§ **Requirements**
Below is a listing; reproduce each line of it exactly.

### Given records ###

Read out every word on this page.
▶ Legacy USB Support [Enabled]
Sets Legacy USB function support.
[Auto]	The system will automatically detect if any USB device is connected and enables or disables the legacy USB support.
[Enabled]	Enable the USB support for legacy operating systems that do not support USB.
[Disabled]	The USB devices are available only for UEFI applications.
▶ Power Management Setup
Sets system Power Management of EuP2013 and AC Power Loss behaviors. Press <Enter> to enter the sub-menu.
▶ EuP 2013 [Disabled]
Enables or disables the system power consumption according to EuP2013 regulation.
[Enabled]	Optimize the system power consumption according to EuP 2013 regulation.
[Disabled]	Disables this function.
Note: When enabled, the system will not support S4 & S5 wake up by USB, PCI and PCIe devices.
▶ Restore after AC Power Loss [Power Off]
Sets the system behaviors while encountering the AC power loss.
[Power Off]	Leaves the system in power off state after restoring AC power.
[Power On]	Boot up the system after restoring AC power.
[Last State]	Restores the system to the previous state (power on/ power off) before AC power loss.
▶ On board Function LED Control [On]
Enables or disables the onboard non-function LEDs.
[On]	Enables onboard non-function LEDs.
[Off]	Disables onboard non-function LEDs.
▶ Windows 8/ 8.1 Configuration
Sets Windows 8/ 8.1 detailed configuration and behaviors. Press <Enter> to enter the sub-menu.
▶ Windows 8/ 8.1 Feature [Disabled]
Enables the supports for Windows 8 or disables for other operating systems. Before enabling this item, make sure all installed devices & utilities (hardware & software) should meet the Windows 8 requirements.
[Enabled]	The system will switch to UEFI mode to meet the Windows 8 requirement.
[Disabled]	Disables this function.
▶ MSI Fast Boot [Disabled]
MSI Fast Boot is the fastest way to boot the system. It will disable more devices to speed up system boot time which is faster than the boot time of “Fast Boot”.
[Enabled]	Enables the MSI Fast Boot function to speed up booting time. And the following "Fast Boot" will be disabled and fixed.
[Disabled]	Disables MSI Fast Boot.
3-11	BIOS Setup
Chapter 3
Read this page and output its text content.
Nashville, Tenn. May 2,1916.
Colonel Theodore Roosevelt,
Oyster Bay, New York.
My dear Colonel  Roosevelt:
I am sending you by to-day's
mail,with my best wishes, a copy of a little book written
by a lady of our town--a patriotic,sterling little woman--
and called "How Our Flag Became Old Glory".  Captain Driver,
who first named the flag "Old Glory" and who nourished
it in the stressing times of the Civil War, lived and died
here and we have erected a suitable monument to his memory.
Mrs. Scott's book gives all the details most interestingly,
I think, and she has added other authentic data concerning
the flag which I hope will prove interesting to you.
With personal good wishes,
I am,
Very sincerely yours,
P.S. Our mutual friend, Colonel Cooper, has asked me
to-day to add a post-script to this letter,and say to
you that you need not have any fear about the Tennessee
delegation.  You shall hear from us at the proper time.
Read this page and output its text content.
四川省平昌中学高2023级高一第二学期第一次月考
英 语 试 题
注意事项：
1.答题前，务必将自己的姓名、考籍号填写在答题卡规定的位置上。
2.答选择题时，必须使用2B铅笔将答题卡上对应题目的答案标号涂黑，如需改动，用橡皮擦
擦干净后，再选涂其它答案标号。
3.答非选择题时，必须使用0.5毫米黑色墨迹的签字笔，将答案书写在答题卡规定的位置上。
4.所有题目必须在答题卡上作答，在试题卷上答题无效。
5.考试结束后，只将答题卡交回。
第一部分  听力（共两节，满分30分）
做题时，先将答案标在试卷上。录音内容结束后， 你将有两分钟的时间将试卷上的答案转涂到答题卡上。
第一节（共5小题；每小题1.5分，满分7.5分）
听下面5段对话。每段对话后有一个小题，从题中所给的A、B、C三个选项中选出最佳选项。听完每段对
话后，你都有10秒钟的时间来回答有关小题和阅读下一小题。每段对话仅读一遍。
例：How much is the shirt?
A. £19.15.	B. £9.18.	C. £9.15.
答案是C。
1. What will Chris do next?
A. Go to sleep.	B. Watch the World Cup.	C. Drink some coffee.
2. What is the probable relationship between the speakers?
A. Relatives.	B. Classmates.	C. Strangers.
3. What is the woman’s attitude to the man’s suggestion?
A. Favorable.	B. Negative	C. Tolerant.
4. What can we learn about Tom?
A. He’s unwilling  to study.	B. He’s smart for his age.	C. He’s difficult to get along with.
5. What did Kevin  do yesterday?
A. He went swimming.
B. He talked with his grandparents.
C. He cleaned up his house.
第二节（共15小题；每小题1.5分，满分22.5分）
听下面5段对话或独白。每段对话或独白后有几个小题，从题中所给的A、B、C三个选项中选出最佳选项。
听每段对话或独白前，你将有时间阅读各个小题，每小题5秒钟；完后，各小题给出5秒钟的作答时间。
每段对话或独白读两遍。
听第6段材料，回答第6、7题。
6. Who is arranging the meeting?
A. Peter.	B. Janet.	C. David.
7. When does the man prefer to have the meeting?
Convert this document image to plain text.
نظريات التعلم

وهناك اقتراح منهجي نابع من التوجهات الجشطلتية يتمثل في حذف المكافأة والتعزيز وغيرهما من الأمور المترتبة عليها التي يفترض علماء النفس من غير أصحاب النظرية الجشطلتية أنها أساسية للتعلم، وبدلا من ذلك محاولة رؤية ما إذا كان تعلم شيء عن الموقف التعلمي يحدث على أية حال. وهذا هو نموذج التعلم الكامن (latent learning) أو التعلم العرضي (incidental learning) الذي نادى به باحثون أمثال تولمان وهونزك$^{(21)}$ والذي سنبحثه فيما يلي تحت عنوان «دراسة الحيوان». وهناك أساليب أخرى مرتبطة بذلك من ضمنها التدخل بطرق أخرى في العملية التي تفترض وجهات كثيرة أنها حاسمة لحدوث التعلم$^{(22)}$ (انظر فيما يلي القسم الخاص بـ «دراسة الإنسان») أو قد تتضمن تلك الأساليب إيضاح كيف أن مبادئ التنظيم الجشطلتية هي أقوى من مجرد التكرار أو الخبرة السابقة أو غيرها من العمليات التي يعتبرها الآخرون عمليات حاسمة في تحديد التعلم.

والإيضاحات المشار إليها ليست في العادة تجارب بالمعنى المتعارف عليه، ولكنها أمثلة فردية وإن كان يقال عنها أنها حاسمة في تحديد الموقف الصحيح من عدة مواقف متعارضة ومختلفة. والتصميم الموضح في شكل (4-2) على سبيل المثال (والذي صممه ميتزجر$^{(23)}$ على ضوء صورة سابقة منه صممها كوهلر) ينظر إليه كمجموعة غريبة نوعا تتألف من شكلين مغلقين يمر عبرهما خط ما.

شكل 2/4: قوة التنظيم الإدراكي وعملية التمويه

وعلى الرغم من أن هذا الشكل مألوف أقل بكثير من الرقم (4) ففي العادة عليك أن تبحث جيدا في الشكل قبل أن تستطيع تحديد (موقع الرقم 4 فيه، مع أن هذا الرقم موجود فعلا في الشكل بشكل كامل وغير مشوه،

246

###

§ **The result**
Read out every word on this page.
▶ Legacy USB Support [Enabled]
Sets Legacy USB function support.
[Auto]	The system will automatically detect if any USB device is connected and enables or disables the legacy USB support.
[Enabled]	Enable the USB support for legacy operating systems that do not support USB.
[Disabled]	The USB devices are available only for UEFI applications.
▶ Power Management Setup
Sets system Power Management of EuP2013 and AC Power Loss behaviors. Press <Enter> to enter the sub-menu.
▶ EuP 2013 [Disabled]
Enables or disables the system power consumption according to EuP2013 regulation.
[Enabled]	Optimize the system power consumption according to EuP 2013 regulation.
[Disabled]	Disables this function.
Note: When enabled, the system will not support S4 & S5 wake up by USB, PCI and PCIe devices.
▶ Restore after AC Power Loss [Power Off]
Sets the system behaviors while encountering the AC power loss.
[Power Off]	Leaves the system in power off state after restoring AC power.
[Power On]	Boot up the system after restoring AC power.
[Last State]	Restores the system to the previous state (power on/ power off) before AC power loss.
▶ On board Function LED Control [On]
Enables or disables the onboard non-function LEDs.
[On]	Enables onboard non-function LEDs.
[Off]	Disables onboard non-function LEDs.
▶ Windows 8/ 8.1 Configuration
Sets Windows 8/ 8.1 detailed configuration and behaviors. Press <Enter> to enter the sub-menu.
▶ Windows 8/ 8.1 Feature [Disabled]
Enables the supports for Windows 8 or disables for other operating systems. Before enabling this item, make sure all installed devices & utilities (hardware & software) should meet the Windows 8 requirements.
[Enabled]	The system will switch to UEFI mode to meet the Windows 8 requirement.
[Disabled]	Disables this function.
▶ MSI Fast Boot [Disabled]
MSI Fast Boot is the fastest way to boot the system. It will disable more devices to speed up system boot time which is faster than the boot time of “Fast Boot”.
[Enabled]	Enables the MSI Fast Boot function to speed up booting time. And the following "Fast Boot" will be disabled and fixed.
[Disabled]	Disables MSI Fast Boot.
3-11	BIOS Setup
Chapter 3
Read this page and output its text content.
Nashville, Tenn. May 2,1916.
Colonel Theodore Roosevelt,
Oyster Bay, New York.
My dear Colonel  Roosevelt:
I am sending you by to-day's
mail,with my best wishes, a copy of a little book written
by a lady of our town--a patriotic,sterling little woman--
and called "How Our Flag Became Old Glory".  Captain Driver,
who first named the flag "Old Glory" and who nourished
it in the stressing times of the Civil War, lived and died
here and we have erected a suitable monument to his memory.
Mrs. Scott's book gives all the details most interestingly,
I think, and she has added other authentic data concerning
the flag which I hope will prove interesting to you.
With personal good wishes,
I am,
Very sincerely yours,
P.S. Our mutual friend, Colonel Cooper, has asked me
to-day to add a post-script to this letter,and say to
you that you need not have any fear about the Tennessee
delegation.  You shall hear from us at the proper time.
Read this page and output its text content.
四川省平昌中学高2023级高一第二学期第一次月考
英 语 试 题
注意事项：
1.答题前，务必将自己的姓名、考籍号填写在答题卡规定的位置上。
2.答选择题时，必须使用2B铅笔将答题卡上对应题目的答案标号涂黑，如需改动，用橡皮擦
擦干净后，再选涂其它答案标号。
3.答非选择题时，必须使用0.5毫米黑色墨迹的签字笔，将答案书写在答题卡规定的位置上。
4.所有题目必须在答题卡上作答，在试题卷上答题无效。
5.考试结束后，只将答题卡交回。
第一部分  听力（共两节，满分30分）
做题时，先将答案标在试卷上。录音内容结束后， 你将有两分钟的时间将试卷上的答案转涂到答题卡上。
第一节（共5小题；每小题1.5分，满分7.5分）
听下面5段对话。每段对话后有一个小题，从题中所给的A、B、C三个选项中选出最佳选项。听完每段对
话后，你都有10秒钟的时间来回答有关小题和阅读下一小题。每段对话仅读一遍。
例：How much is the shirt?
A. £19.15.	B. £9.18.	C. £9.15.
答案是C。
1. What will Chris do next?
A. Go to sleep.	B. Watch the World Cup.	C. Drink some coffee.
2. What is the probable relationship between the speakers?
A. Relatives.	B. Classmates.	C. Strangers.
3. What is the woman’s attitude to the man’s suggestion?
A. Favorable.	B. Negative	C. Tolerant.
4. What can we learn about Tom?
A. He’s unwilling  to study.	B. He’s smart for his age.	C. He’s difficult to get along with.
5. What did Kevin  do yesterday?
A. He went swimming.
B. He talked with his grandparents.
C. He cleaned up his house.
第二节（共15小题；每小题1.5分，满分22.5分）
听下面5段对话或独白。每段对话或独白后有几个小题，从题中所给的A、B、C三个选项中选出最佳选项。
听每段对话或独白前，你将有时间阅读各个小题，每小题5秒钟；完后，各小题给出5秒钟的作答时间。
每段对话或独白读两遍。
听第6段材料，回答第6、7题。
6. Who is arranging the meeting?
A. Peter.	B. Janet.	C. David.
7. When does the man prefer to have the meeting?
Convert this document image to plain text.
نظريات التعلم

وهناك اقتراح منهجي نابع من التوجهات الجشطلتية يتمثل في حذف المكافأة والتعزيز وغيرهما من الأمور المترتبة عليها التي يفترض علماء النفس من غير أصحاب النظرية الجشطلتية أنها أساسية للتعلم، وبدلا من ذلك محاولة رؤية ما إذا كان تعلم شيء عن الموقف التعلمي يحدث على أية حال. وهذا هو نموذج التعلم الكامن (latent learning) أو التعلم العرضي (incidental learning) الذي نادى به باحثون أمثال تولمان وهونزك$^{(21)}$ والذي سنبحثه فيما يلي تحت عنوان «دراسة الحيوان». وهناك أساليب أخرى مرتبطة بذلك من ضمنها التدخل بطرق أخرى في العملية التي تفترض وجهات كثيرة أنها حاسمة لحدوث التعلم$^{(22)}$ (انظر فيما يلي القسم الخاص بـ «دراسة الإنسان») أو قد تتضمن تلك الأساليب إيضاح كيف أن مبادئ التنظيم الجشطلتية هي أقوى من مجرد التكرار أو الخبرة السابقة أو غيرها من العمليات التي يعتبرها الآخرون عمليات حاسمة في تحديد التعلم.

والإيضاحات المشار إليها ليست في العادة تجارب بالمعنى المتعارف عليه، ولكنها أمثلة فردية وإن كان يقال عنها أنها حاسمة في تحديد الموقف الصحيح من عدة مواقف متعارضة ومختلفة. والتصميم الموضح في شكل (4-2) على سبيل المثال (والذي صممه ميتزجر$^{(23)}$ على ضوء صورة سابقة منه صممها كوهلر) ينظر إليه كمجموعة غريبة نوعا تتألف من شكلين مغلقين يمر عبرهما خط ما.

شكل 2/4: قوة التنظيم الإدراكي وعملية التمويه

وعلى الرغم من أن هذا الشكل مألوف أقل بكثير من الرقم (4) ففي العادة عليك أن تبحث جيدا في الشكل قبل أن تستطيع تحديد (موقع الرقم 4 فيه، مع أن هذا الرقم موجود فعلا في الشكل بشكل كامل وغير مشوه،

246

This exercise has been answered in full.